EXERCISE GOAL: Copy all lines of the listing that include the string "this".
>> Start
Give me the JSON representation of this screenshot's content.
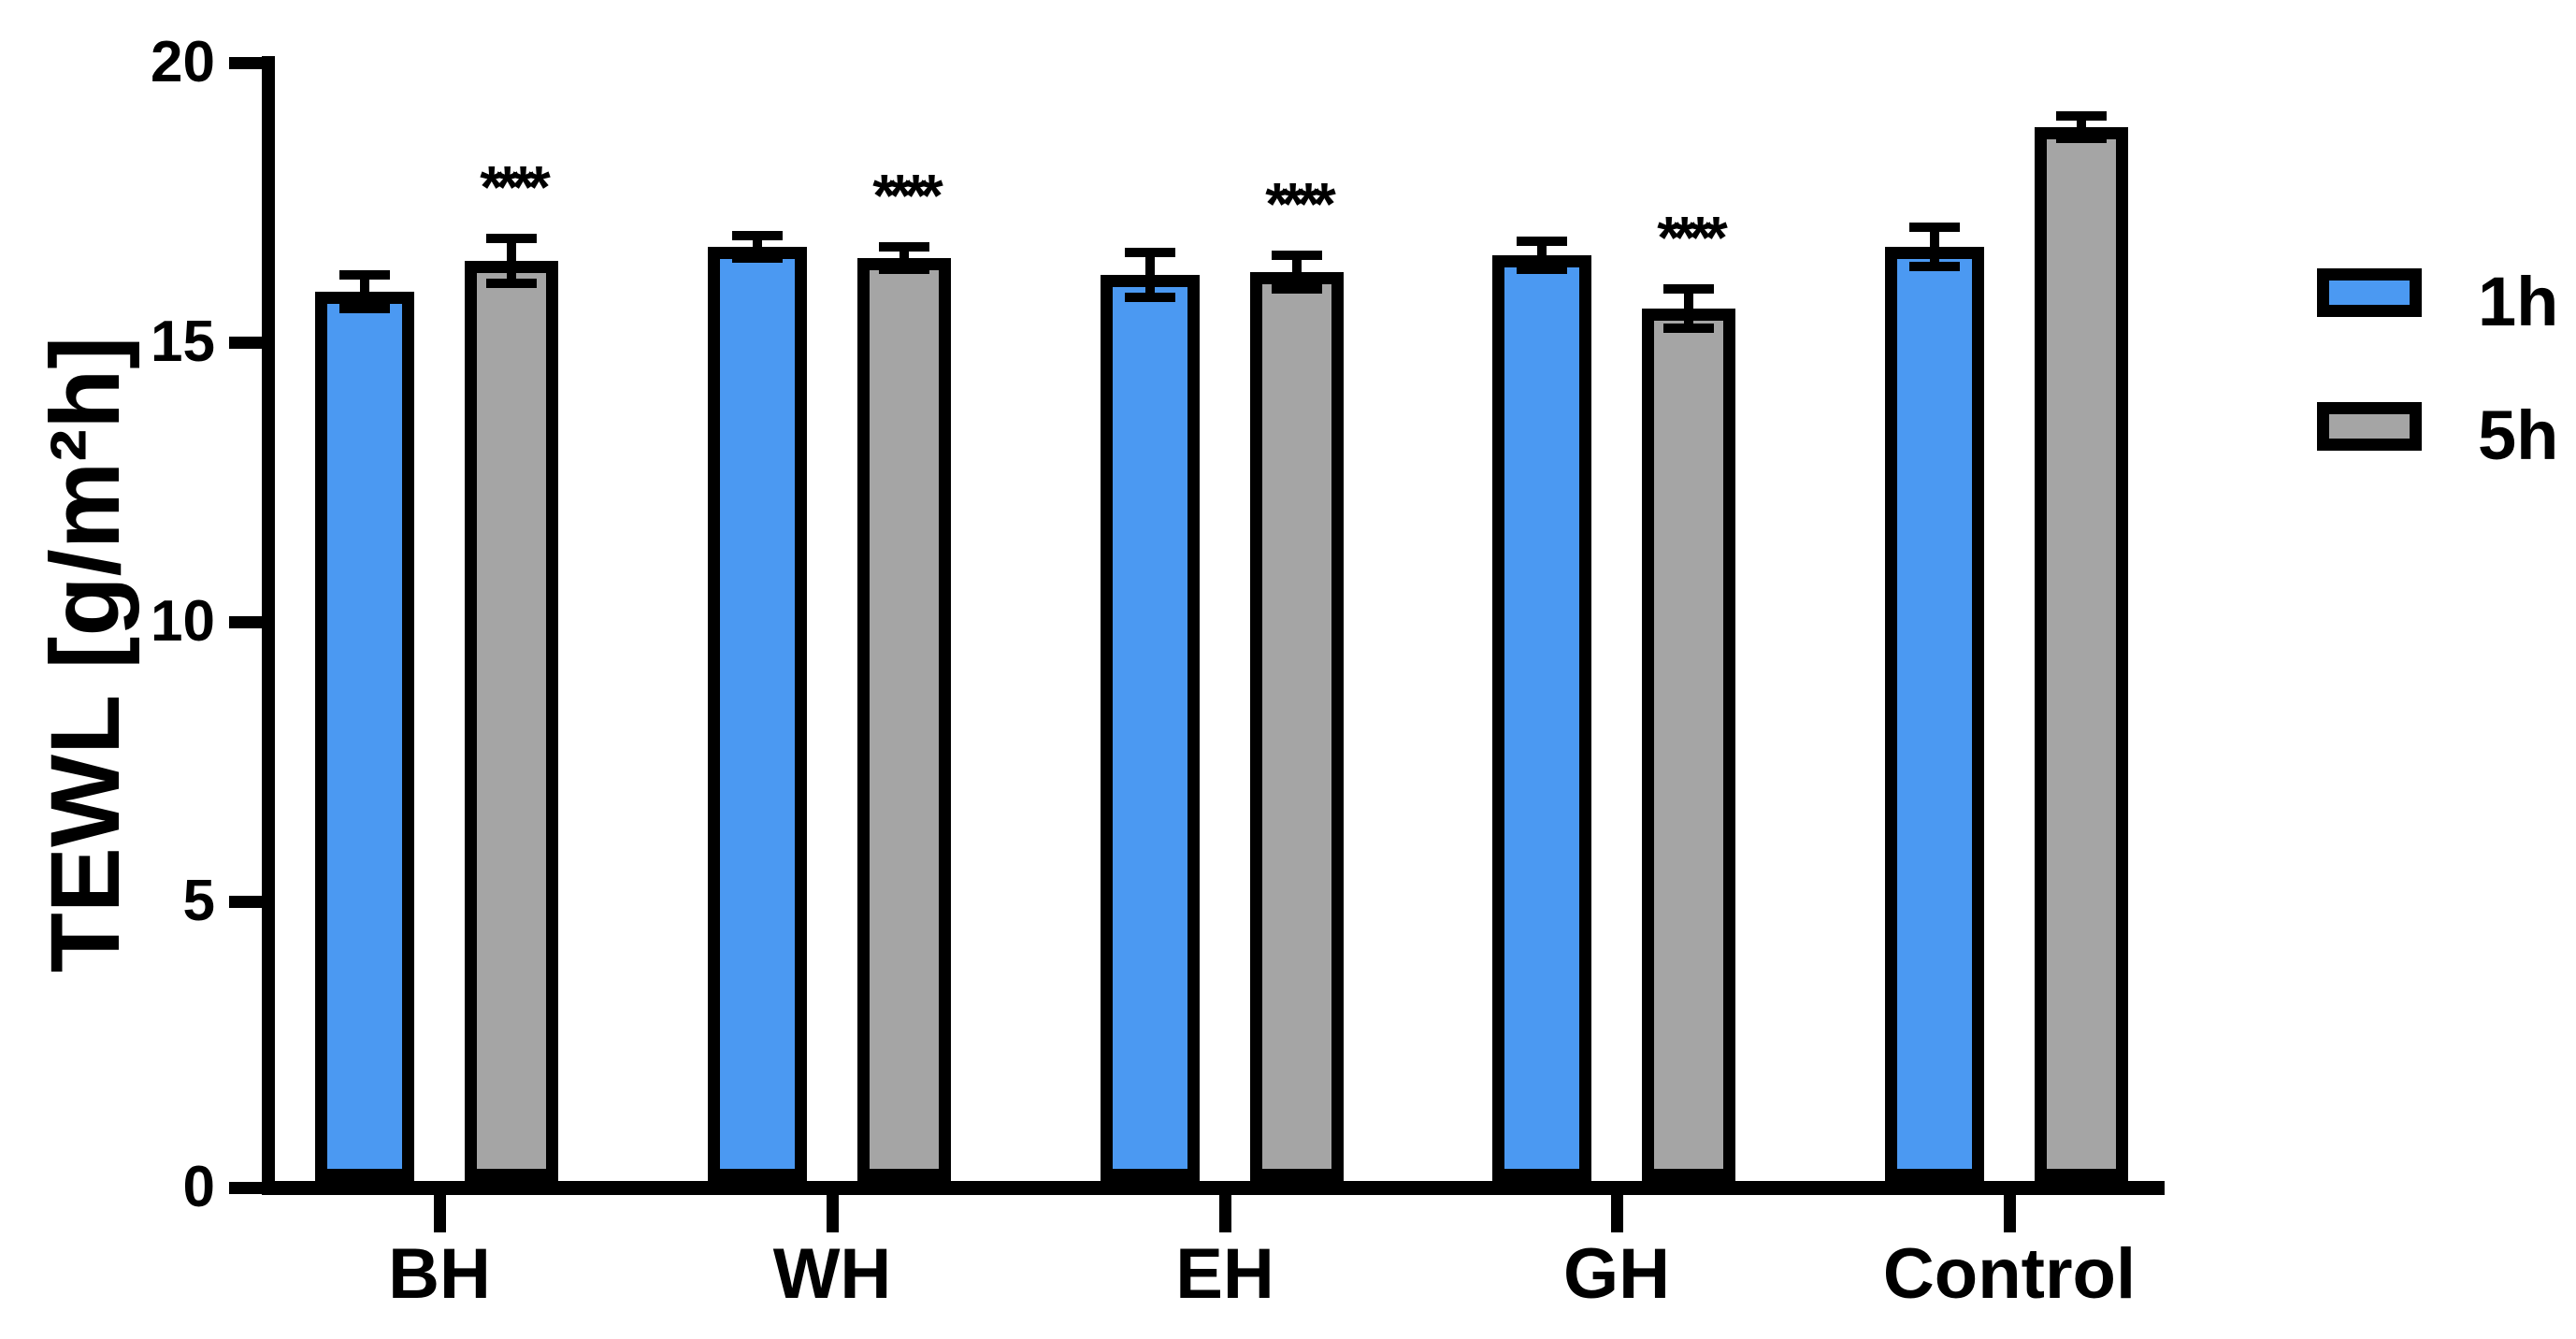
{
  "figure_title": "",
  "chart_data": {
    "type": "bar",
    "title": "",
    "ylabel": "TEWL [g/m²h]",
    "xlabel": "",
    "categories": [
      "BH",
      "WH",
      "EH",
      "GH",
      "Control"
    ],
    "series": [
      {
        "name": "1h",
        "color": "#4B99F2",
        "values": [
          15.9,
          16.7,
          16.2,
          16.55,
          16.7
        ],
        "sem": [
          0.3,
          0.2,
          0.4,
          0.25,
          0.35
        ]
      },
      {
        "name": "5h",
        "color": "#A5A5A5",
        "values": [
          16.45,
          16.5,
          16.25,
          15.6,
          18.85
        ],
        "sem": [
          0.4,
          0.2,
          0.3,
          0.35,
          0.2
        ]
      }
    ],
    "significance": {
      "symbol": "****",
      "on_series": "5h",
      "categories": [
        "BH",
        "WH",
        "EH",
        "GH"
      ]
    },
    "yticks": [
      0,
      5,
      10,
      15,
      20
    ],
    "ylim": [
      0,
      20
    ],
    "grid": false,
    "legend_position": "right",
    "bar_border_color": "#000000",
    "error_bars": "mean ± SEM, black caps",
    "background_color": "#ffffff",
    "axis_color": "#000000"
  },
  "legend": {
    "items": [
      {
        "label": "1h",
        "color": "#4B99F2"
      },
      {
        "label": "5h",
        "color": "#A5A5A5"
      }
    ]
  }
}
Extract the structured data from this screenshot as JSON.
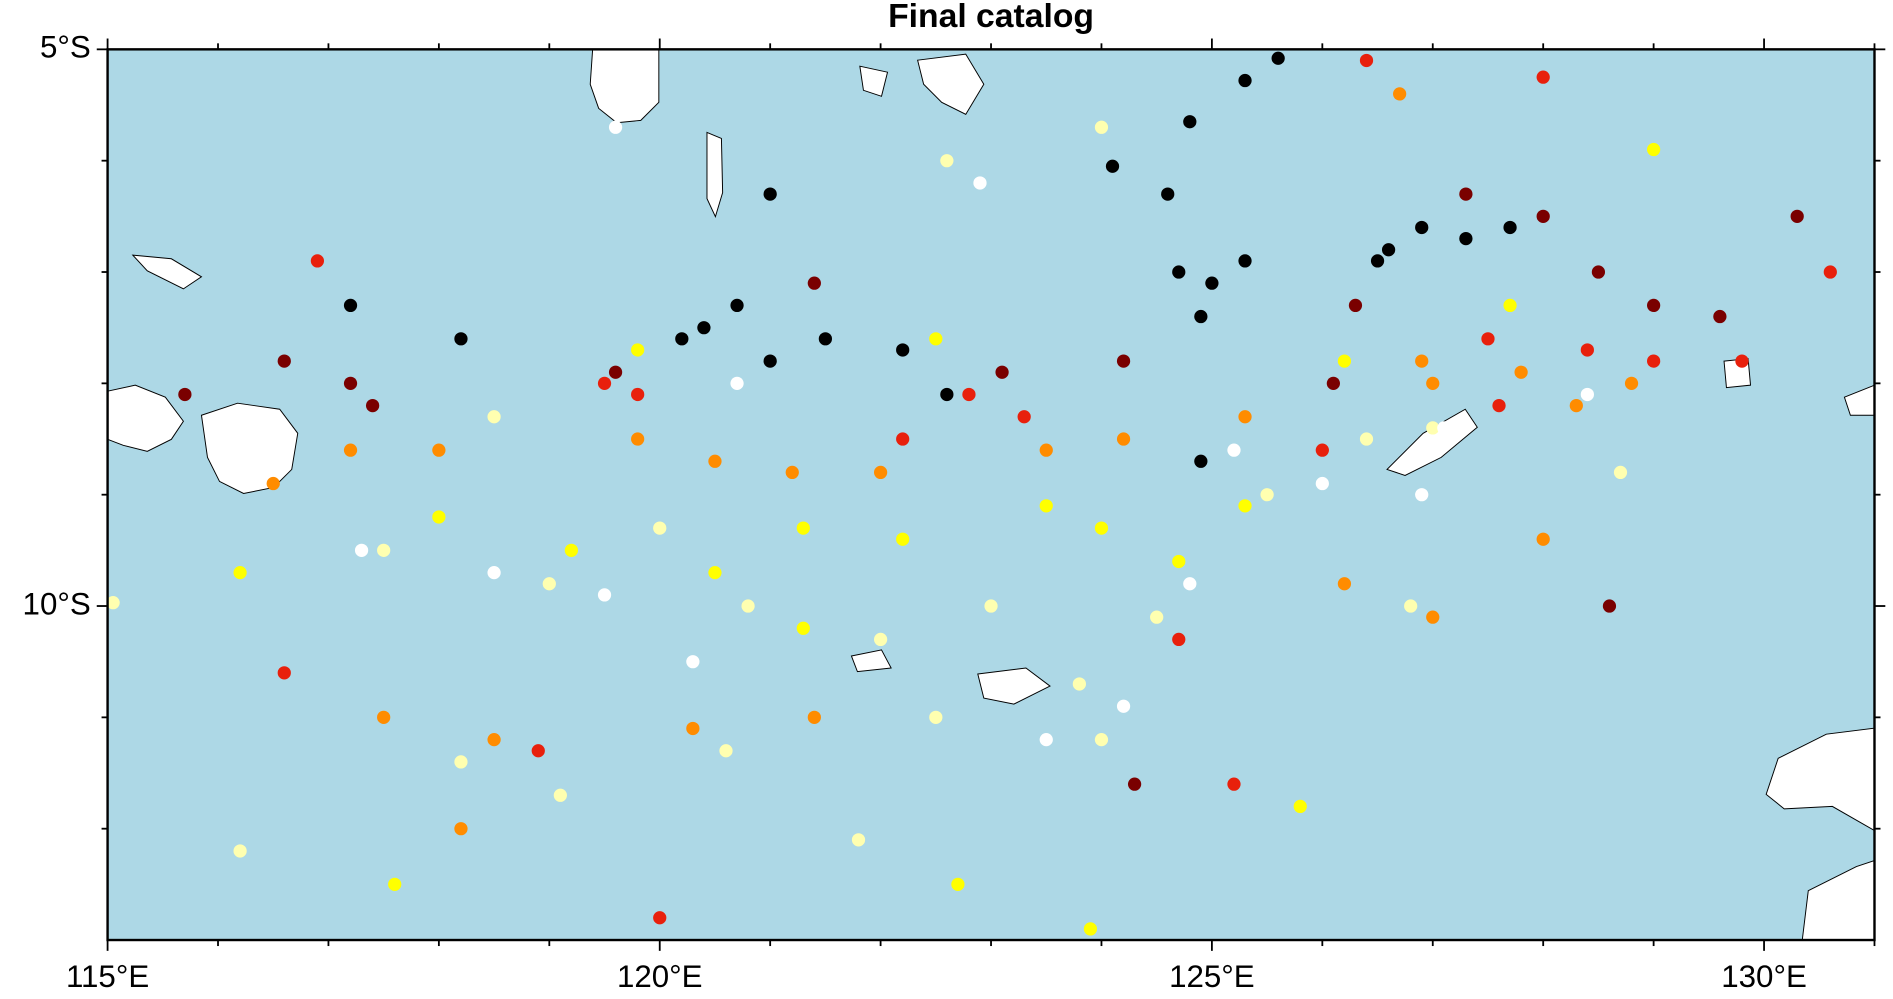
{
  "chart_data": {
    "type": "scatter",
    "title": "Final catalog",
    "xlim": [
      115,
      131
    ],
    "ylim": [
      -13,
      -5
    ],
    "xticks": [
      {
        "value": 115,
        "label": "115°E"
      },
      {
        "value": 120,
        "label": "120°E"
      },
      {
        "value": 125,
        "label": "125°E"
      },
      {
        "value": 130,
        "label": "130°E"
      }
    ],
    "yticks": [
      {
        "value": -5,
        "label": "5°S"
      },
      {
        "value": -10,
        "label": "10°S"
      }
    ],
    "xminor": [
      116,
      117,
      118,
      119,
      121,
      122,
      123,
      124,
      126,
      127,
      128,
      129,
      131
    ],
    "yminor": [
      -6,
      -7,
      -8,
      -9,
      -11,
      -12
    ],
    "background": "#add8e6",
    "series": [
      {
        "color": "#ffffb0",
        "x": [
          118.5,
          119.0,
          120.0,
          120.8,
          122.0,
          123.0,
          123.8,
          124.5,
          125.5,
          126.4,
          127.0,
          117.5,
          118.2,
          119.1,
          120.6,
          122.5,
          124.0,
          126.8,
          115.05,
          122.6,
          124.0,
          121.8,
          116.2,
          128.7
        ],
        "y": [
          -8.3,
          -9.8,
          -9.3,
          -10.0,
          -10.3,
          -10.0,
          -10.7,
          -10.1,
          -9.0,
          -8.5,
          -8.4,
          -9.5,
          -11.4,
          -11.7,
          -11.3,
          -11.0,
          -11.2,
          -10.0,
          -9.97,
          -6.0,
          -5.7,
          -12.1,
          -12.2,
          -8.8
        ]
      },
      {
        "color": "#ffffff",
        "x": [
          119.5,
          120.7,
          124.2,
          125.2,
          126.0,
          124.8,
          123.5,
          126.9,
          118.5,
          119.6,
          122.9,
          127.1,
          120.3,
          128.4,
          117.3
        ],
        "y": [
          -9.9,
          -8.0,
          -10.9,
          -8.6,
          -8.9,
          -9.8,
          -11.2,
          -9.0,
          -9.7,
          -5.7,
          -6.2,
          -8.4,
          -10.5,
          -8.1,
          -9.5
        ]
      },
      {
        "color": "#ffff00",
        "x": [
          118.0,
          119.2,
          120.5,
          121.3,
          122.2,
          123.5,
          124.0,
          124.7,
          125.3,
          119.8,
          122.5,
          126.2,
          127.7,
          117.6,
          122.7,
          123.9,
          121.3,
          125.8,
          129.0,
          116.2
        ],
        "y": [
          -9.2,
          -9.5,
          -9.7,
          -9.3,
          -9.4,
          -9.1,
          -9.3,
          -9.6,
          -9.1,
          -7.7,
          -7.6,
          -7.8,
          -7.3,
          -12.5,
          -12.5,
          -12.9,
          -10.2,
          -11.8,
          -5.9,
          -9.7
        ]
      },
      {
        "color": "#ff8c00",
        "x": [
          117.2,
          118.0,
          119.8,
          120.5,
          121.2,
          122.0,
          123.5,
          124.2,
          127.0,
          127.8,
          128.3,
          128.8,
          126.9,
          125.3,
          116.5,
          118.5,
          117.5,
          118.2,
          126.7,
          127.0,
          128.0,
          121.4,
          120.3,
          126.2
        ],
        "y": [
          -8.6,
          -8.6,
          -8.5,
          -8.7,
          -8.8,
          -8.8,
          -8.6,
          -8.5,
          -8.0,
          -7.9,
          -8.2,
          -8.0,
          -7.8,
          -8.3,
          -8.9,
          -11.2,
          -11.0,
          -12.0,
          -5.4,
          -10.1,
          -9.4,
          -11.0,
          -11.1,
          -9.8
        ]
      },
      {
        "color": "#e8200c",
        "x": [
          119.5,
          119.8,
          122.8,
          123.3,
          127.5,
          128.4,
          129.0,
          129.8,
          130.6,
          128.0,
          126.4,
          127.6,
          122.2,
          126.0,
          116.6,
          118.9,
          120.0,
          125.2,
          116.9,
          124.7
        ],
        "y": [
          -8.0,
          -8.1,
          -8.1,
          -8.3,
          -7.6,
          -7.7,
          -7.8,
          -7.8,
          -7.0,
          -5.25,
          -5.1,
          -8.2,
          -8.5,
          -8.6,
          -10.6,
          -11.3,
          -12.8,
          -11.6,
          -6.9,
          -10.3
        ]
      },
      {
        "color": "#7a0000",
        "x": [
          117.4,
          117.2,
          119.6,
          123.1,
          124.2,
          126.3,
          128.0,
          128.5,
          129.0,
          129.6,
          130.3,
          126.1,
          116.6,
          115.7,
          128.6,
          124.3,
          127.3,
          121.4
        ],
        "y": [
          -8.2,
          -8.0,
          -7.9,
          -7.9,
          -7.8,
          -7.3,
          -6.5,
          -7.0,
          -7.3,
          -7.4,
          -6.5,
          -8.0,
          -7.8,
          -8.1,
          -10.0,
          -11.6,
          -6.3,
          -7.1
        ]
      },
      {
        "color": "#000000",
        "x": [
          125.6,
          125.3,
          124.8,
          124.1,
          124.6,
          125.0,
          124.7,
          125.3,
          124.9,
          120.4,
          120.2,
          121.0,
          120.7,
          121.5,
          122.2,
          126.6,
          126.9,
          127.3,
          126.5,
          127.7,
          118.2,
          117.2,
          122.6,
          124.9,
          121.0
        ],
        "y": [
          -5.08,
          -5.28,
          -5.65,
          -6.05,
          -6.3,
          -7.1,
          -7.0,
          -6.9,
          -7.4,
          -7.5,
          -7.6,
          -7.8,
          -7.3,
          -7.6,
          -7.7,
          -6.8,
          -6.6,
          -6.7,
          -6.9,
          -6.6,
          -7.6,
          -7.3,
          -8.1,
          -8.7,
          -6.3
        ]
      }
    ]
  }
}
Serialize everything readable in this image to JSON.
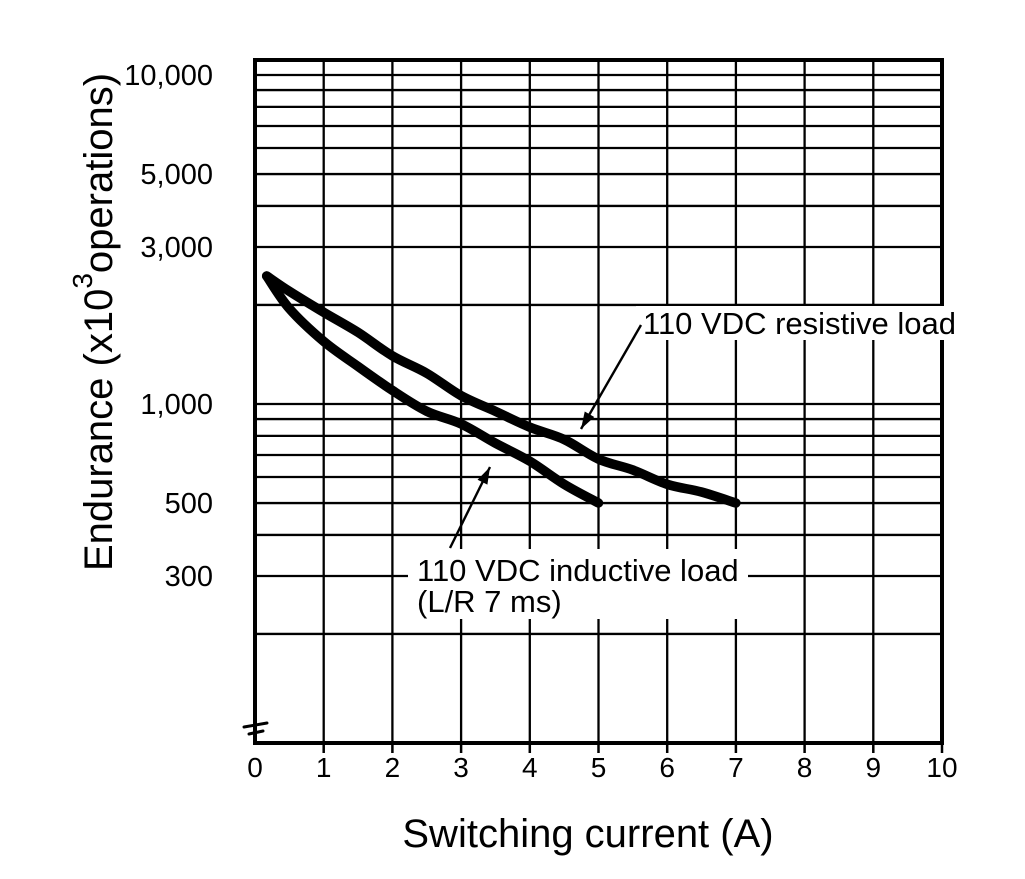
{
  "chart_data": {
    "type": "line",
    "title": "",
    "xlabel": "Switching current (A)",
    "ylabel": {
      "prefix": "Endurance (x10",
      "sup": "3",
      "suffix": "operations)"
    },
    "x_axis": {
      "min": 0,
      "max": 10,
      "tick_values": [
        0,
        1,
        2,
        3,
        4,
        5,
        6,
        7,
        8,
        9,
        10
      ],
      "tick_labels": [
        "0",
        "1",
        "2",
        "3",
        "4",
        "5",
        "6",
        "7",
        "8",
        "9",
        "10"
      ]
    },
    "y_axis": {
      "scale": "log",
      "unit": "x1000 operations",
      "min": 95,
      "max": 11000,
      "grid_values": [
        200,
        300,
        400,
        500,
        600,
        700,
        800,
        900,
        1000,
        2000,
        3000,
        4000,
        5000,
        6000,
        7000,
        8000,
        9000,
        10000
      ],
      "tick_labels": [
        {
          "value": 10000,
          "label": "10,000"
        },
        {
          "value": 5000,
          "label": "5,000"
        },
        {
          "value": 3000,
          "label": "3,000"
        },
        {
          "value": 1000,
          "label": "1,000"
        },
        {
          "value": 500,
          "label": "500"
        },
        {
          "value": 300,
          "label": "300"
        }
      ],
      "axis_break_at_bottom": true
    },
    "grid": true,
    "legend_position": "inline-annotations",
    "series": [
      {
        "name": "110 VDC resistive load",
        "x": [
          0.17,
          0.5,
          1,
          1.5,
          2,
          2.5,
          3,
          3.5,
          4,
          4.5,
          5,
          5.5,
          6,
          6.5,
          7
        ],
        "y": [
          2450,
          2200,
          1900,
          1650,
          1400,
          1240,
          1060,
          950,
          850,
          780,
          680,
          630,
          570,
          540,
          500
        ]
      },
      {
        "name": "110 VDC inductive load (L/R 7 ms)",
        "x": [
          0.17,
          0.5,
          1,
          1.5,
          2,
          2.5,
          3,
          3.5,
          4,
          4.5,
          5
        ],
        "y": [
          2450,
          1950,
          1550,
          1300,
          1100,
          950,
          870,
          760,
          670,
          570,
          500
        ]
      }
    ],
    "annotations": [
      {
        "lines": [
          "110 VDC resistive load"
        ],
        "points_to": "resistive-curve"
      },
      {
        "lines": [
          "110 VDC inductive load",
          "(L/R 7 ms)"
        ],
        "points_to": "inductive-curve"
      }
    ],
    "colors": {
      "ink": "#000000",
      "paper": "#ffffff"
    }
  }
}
>> End
REPLY TO THE TASK:
Give me the JSON representation of this screenshot's content.
Extract the structured data from this screenshot as JSON.
Serialize everything readable in this image to JSON.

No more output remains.